■ Problem requirements ■
Select and copy out every line in the records containing "我理想的身材了".

■ Dataset items ■
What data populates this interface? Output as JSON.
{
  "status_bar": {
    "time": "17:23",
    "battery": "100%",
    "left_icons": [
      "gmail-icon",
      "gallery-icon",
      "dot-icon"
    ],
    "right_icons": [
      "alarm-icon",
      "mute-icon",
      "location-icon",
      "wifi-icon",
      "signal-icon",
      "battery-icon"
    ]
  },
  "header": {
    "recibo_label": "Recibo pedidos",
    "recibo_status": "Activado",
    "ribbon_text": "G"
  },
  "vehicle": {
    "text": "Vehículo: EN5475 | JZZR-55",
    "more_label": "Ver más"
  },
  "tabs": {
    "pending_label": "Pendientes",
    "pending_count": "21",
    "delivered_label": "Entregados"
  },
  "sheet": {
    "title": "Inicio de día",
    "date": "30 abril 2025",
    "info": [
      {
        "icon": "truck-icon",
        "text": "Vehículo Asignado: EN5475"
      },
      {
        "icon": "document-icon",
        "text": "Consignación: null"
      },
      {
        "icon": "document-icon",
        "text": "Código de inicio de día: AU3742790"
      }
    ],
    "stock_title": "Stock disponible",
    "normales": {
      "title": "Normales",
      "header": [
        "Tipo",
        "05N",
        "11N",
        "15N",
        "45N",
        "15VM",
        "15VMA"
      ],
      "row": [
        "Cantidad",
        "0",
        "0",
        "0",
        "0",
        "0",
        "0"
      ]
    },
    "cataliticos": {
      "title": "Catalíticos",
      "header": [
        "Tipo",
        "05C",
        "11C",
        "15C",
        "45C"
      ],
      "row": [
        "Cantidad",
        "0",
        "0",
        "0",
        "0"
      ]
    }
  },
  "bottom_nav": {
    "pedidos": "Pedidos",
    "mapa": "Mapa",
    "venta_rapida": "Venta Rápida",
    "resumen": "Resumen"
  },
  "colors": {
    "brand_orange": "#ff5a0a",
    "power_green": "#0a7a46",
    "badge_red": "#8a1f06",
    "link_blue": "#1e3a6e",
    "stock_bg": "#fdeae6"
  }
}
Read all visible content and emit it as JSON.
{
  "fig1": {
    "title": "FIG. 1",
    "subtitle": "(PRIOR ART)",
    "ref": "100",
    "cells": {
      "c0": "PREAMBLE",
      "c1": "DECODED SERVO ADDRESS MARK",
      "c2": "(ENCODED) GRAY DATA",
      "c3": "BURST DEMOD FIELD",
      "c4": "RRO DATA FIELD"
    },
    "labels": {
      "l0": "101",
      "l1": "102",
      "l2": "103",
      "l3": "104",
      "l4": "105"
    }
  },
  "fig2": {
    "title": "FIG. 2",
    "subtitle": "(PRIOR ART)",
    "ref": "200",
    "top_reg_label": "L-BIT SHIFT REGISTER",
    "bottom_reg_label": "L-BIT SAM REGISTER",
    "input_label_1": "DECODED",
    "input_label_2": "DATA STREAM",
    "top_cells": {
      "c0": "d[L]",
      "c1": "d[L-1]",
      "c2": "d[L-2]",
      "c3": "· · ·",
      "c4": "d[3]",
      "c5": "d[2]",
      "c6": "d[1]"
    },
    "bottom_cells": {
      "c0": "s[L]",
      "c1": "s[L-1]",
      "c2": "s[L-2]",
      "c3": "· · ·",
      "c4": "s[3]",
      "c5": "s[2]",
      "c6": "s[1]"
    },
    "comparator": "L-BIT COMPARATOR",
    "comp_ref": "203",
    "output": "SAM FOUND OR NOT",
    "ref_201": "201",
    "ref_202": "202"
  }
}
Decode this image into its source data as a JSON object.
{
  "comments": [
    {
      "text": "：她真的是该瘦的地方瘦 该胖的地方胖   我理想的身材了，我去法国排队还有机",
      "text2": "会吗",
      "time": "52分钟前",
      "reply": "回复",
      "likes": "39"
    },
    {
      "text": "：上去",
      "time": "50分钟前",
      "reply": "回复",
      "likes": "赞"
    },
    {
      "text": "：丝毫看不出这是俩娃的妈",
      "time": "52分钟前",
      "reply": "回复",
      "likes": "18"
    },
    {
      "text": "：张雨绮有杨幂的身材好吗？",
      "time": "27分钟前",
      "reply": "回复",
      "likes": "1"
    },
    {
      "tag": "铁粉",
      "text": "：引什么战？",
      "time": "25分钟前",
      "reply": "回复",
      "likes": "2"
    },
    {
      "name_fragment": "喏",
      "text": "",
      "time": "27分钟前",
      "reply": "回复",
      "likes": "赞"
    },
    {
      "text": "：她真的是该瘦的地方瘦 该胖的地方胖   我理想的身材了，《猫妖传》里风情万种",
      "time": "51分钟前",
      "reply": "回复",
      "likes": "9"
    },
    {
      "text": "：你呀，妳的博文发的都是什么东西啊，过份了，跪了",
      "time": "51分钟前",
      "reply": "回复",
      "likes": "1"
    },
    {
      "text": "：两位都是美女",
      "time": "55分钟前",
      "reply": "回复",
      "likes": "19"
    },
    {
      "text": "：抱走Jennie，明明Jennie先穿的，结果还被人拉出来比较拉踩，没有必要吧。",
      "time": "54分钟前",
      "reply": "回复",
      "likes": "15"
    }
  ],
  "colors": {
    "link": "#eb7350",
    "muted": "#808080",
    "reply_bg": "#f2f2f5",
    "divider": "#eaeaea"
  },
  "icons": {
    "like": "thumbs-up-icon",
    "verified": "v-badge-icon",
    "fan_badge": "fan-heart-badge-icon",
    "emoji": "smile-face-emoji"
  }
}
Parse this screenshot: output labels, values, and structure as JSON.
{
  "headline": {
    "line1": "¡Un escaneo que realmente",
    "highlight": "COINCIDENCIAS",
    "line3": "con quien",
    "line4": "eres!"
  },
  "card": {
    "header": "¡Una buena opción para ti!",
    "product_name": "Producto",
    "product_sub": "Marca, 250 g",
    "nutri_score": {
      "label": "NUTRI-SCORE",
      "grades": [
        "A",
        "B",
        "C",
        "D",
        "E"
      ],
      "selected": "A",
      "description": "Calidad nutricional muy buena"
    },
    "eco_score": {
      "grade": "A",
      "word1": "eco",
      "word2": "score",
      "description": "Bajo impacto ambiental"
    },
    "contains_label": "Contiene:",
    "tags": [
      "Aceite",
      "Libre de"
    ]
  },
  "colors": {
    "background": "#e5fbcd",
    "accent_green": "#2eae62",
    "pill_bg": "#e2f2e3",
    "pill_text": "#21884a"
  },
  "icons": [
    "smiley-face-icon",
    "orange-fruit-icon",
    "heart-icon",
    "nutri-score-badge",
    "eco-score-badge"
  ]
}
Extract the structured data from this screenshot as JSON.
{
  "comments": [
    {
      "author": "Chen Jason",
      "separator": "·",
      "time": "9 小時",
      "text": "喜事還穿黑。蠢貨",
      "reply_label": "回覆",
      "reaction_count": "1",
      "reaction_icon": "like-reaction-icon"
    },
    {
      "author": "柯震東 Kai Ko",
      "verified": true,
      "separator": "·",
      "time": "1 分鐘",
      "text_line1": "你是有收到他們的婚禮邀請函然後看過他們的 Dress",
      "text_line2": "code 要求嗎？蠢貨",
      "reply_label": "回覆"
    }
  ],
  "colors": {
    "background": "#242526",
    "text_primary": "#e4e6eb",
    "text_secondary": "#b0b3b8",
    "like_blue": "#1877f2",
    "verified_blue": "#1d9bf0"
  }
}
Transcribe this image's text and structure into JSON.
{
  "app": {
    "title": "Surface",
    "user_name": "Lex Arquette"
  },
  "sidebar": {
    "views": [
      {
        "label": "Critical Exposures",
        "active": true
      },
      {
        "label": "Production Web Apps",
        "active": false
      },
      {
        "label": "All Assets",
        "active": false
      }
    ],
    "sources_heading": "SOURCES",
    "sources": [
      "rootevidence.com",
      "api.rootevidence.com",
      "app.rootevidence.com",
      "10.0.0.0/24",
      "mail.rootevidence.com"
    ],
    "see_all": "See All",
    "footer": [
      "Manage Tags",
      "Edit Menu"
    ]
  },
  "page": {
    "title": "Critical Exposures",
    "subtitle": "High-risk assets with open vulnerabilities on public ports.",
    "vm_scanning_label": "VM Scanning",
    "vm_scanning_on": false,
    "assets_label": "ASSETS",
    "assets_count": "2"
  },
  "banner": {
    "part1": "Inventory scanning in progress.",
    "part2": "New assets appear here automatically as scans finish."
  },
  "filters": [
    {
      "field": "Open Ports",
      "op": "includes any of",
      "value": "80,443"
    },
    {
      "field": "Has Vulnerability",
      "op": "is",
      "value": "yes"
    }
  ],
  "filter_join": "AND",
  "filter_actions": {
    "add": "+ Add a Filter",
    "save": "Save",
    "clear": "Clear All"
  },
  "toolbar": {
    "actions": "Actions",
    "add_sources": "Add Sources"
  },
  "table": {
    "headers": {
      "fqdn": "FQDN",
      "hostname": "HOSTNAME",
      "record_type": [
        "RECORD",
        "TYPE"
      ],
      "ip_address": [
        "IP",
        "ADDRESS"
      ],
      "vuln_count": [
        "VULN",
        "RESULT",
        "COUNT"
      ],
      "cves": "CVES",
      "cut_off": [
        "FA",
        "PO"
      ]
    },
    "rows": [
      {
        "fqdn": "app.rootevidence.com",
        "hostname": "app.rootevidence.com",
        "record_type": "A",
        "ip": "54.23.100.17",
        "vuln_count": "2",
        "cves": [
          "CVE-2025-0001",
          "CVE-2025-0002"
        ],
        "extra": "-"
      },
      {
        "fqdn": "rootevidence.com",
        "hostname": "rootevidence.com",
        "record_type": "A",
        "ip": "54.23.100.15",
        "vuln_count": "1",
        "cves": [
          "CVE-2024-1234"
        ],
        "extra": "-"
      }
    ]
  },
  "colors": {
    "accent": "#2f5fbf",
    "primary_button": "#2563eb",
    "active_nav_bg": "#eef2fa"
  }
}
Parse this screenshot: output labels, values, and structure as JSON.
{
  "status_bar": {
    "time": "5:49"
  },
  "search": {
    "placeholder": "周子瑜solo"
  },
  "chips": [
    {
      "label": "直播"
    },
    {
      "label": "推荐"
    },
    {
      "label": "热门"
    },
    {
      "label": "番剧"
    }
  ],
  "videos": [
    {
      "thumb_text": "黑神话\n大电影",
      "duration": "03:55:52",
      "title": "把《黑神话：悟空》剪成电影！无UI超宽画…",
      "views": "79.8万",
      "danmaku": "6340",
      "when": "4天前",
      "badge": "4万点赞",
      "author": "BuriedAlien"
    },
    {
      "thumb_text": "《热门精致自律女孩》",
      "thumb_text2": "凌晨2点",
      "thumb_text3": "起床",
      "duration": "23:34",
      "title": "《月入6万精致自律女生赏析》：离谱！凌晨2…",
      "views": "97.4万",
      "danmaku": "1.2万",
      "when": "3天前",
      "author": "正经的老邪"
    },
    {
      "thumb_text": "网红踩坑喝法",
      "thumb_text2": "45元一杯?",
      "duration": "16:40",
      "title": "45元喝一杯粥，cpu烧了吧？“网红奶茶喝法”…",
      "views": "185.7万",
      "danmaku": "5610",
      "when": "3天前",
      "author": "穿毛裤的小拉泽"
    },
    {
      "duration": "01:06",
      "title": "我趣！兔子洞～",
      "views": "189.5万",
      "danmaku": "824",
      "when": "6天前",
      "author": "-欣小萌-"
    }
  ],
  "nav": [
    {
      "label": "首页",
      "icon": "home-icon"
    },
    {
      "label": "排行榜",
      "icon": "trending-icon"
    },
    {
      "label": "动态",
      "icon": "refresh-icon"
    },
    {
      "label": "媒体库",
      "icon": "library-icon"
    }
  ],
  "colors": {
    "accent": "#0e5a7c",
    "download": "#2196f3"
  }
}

■ Exercise solution ■
      "text": "：她真的是该瘦的地方瘦 该胖的地方胖   我理想的身材了，我去法国排队还有机",
      "text": "：她真的是该瘦的地方瘦 该胖的地方胖   我理想的身材了，《猫妖传》里风情万种",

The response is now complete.